## Given data
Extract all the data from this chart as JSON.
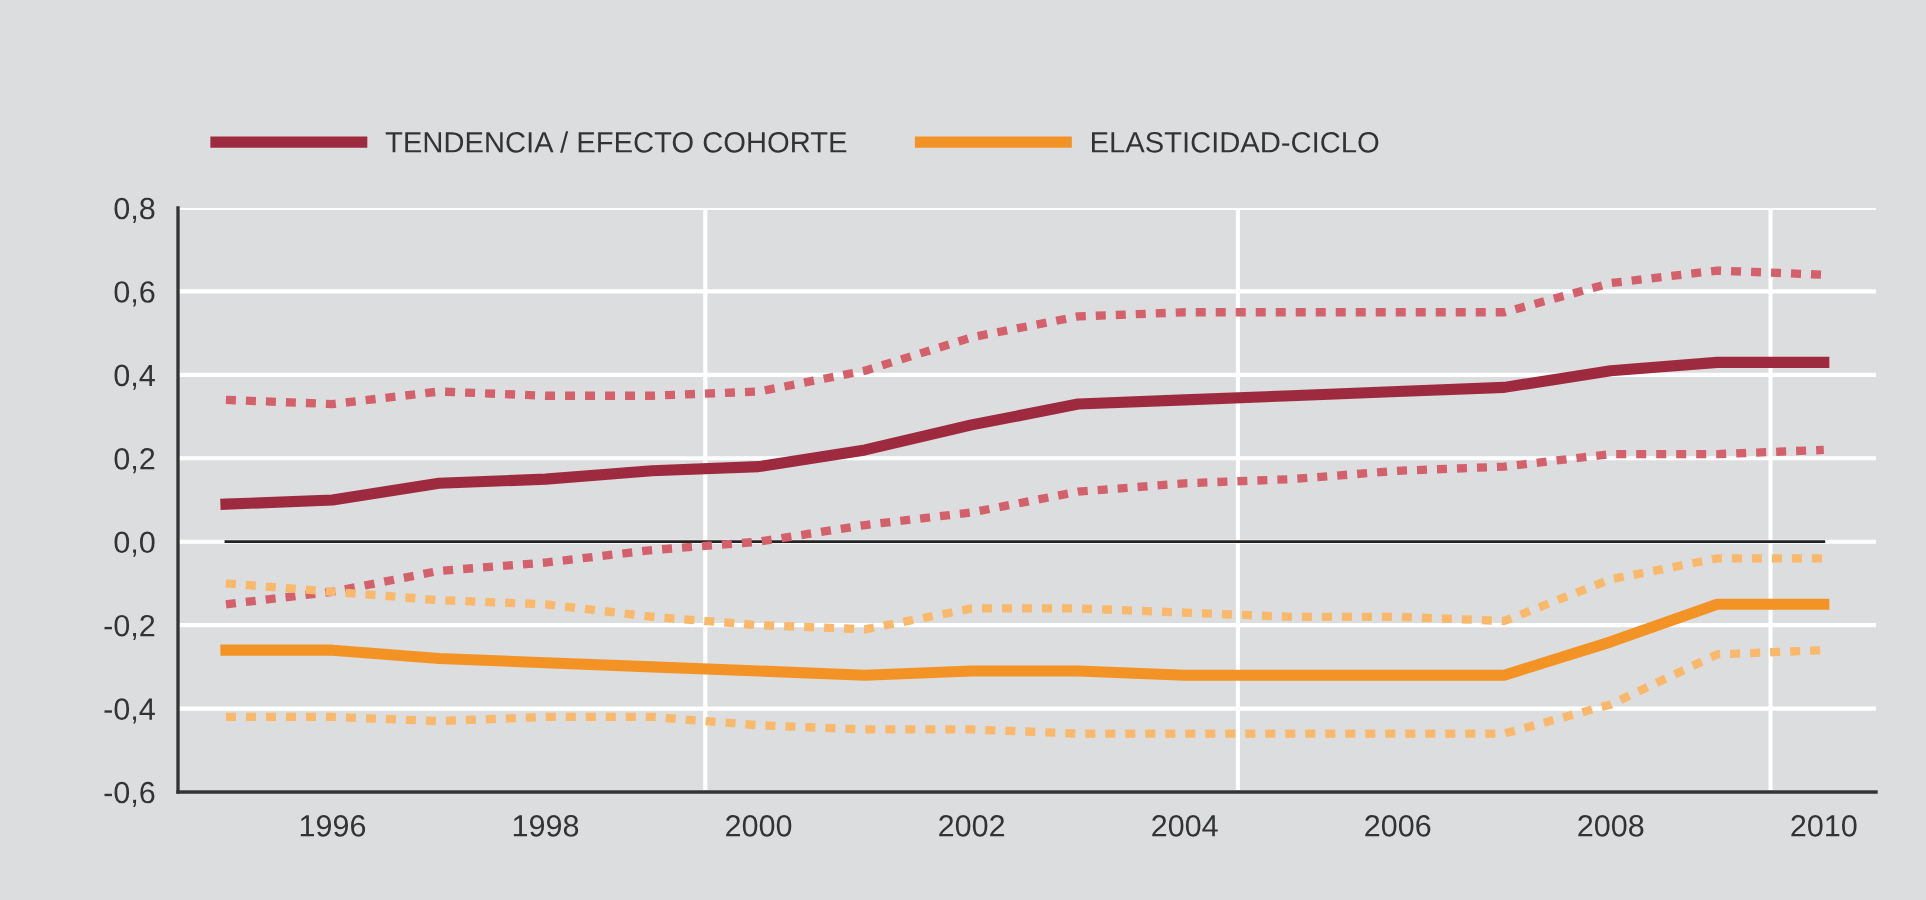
{
  "chart_data": {
    "type": "line",
    "x": [
      1995,
      1996,
      1997,
      1998,
      1999,
      2000,
      2001,
      2002,
      2003,
      2004,
      2005,
      2006,
      2007,
      2008,
      2009,
      2010
    ],
    "series": [
      {
        "name": "TENDENCIA / EFECTO COHORTE",
        "color": "#9e2a3f",
        "line_style": "solid",
        "values": [
          0.09,
          0.1,
          0.14,
          0.15,
          0.17,
          0.18,
          0.22,
          0.28,
          0.33,
          0.34,
          0.35,
          0.36,
          0.37,
          0.41,
          0.43,
          0.43
        ]
      },
      {
        "color": "#d4606b",
        "line_style": "dotted",
        "values": [
          0.34,
          0.33,
          0.36,
          0.35,
          0.35,
          0.36,
          0.41,
          0.49,
          0.54,
          0.55,
          0.55,
          0.55,
          0.55,
          0.62,
          0.65,
          0.64
        ]
      },
      {
        "color": "#d4606b",
        "line_style": "dotted",
        "values": [
          -0.15,
          -0.12,
          -0.07,
          -0.05,
          -0.02,
          0.0,
          0.04,
          0.07,
          0.12,
          0.14,
          0.15,
          0.17,
          0.18,
          0.21,
          0.21,
          0.22
        ]
      },
      {
        "name": "ELASTICIDAD-CICLO",
        "color": "#f39325",
        "line_style": "solid",
        "values": [
          -0.26,
          -0.26,
          -0.28,
          -0.29,
          -0.3,
          -0.31,
          -0.32,
          -0.31,
          -0.31,
          -0.32,
          -0.32,
          -0.32,
          -0.32,
          -0.24,
          -0.15,
          -0.15
        ]
      },
      {
        "color": "#f9b86a",
        "line_style": "dotted",
        "values": [
          -0.1,
          -0.12,
          -0.14,
          -0.15,
          -0.18,
          -0.2,
          -0.21,
          -0.16,
          -0.16,
          -0.17,
          -0.18,
          -0.18,
          -0.19,
          -0.09,
          -0.04,
          -0.04
        ]
      },
      {
        "color": "#f9b86a",
        "line_style": "dotted",
        "values": [
          -0.42,
          -0.42,
          -0.43,
          -0.42,
          -0.42,
          -0.44,
          -0.45,
          -0.45,
          -0.46,
          -0.46,
          -0.46,
          -0.46,
          -0.46,
          -0.39,
          -0.27,
          -0.26
        ]
      }
    ],
    "xlim": [
      1994.55,
      2010.49
    ],
    "xticks": [
      1996,
      1998,
      2000,
      2002,
      2004,
      2006,
      2008,
      2010
    ],
    "ylim": [
      -0.6,
      0.8
    ],
    "yticks": [
      {
        "value": -0.6,
        "label": "-0,6"
      },
      {
        "value": -0.4,
        "label": "-0,4"
      },
      {
        "value": -0.2,
        "label": "-0,2"
      },
      {
        "value": 0.0,
        "label": "0,0"
      },
      {
        "value": 0.2,
        "label": "0,2"
      },
      {
        "value": 0.4,
        "label": "0,4"
      },
      {
        "value": 0.6,
        "label": "0,6"
      },
      {
        "value": 0.8,
        "label": "0,8"
      }
    ],
    "ref_lines": [
      {
        "axis": "x",
        "value": 1999.5,
        "color": "#ffffff"
      },
      {
        "axis": "x",
        "value": 2004.5,
        "color": "#ffffff"
      },
      {
        "axis": "x",
        "value": 2009.5,
        "color": "#ffffff"
      },
      {
        "axis": "y",
        "value": 0.0,
        "color": "#222222"
      }
    ],
    "grid": "y",
    "legend": "top left"
  }
}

## What the task requires
Print each entry shown above with exact wording and no pictures.

## Full solution
Extract all the data from this chart as JSON.
{
  "chart_data": {
    "type": "line",
    "x": [
      1995,
      1996,
      1997,
      1998,
      1999,
      2000,
      2001,
      2002,
      2003,
      2004,
      2005,
      2006,
      2007,
      2008,
      2009,
      2010
    ],
    "series": [
      {
        "name": "TENDENCIA / EFECTO COHORTE",
        "color": "#9e2a3f",
        "line_style": "solid",
        "values": [
          0.09,
          0.1,
          0.14,
          0.15,
          0.17,
          0.18,
          0.22,
          0.28,
          0.33,
          0.34,
          0.35,
          0.36,
          0.37,
          0.41,
          0.43,
          0.43
        ]
      },
      {
        "color": "#d4606b",
        "line_style": "dotted",
        "values": [
          0.34,
          0.33,
          0.36,
          0.35,
          0.35,
          0.36,
          0.41,
          0.49,
          0.54,
          0.55,
          0.55,
          0.55,
          0.55,
          0.62,
          0.65,
          0.64
        ]
      },
      {
        "color": "#d4606b",
        "line_style": "dotted",
        "values": [
          -0.15,
          -0.12,
          -0.07,
          -0.05,
          -0.02,
          0.0,
          0.04,
          0.07,
          0.12,
          0.14,
          0.15,
          0.17,
          0.18,
          0.21,
          0.21,
          0.22
        ]
      },
      {
        "name": "ELASTICIDAD-CICLO",
        "color": "#f39325",
        "line_style": "solid",
        "values": [
          -0.26,
          -0.26,
          -0.28,
          -0.29,
          -0.3,
          -0.31,
          -0.32,
          -0.31,
          -0.31,
          -0.32,
          -0.32,
          -0.32,
          -0.32,
          -0.24,
          -0.15,
          -0.15
        ]
      },
      {
        "color": "#f9b86a",
        "line_style": "dotted",
        "values": [
          -0.1,
          -0.12,
          -0.14,
          -0.15,
          -0.18,
          -0.2,
          -0.21,
          -0.16,
          -0.16,
          -0.17,
          -0.18,
          -0.18,
          -0.19,
          -0.09,
          -0.04,
          -0.04
        ]
      },
      {
        "color": "#f9b86a",
        "line_style": "dotted",
        "values": [
          -0.42,
          -0.42,
          -0.43,
          -0.42,
          -0.42,
          -0.44,
          -0.45,
          -0.45,
          -0.46,
          -0.46,
          -0.46,
          -0.46,
          -0.46,
          -0.39,
          -0.27,
          -0.26
        ]
      }
    ],
    "xlim": [
      1994.55,
      2010.49
    ],
    "xticks": [
      1996,
      1998,
      2000,
      2002,
      2004,
      2006,
      2008,
      2010
    ],
    "ylim": [
      -0.6,
      0.8
    ],
    "yticks": [
      {
        "value": -0.6,
        "label": "-0,6"
      },
      {
        "value": -0.4,
        "label": "-0,4"
      },
      {
        "value": -0.2,
        "label": "-0,2"
      },
      {
        "value": 0.0,
        "label": "0,0"
      },
      {
        "value": 0.2,
        "label": "0,2"
      },
      {
        "value": 0.4,
        "label": "0,4"
      },
      {
        "value": 0.6,
        "label": "0,6"
      },
      {
        "value": 0.8,
        "label": "0,8"
      }
    ],
    "ref_lines": [
      {
        "axis": "x",
        "value": 1999.5,
        "color": "#ffffff"
      },
      {
        "axis": "x",
        "value": 2004.5,
        "color": "#ffffff"
      },
      {
        "axis": "x",
        "value": 2009.5,
        "color": "#ffffff"
      },
      {
        "axis": "y",
        "value": 0.0,
        "color": "#222222"
      }
    ],
    "grid": "y",
    "legend": "top left"
  }
}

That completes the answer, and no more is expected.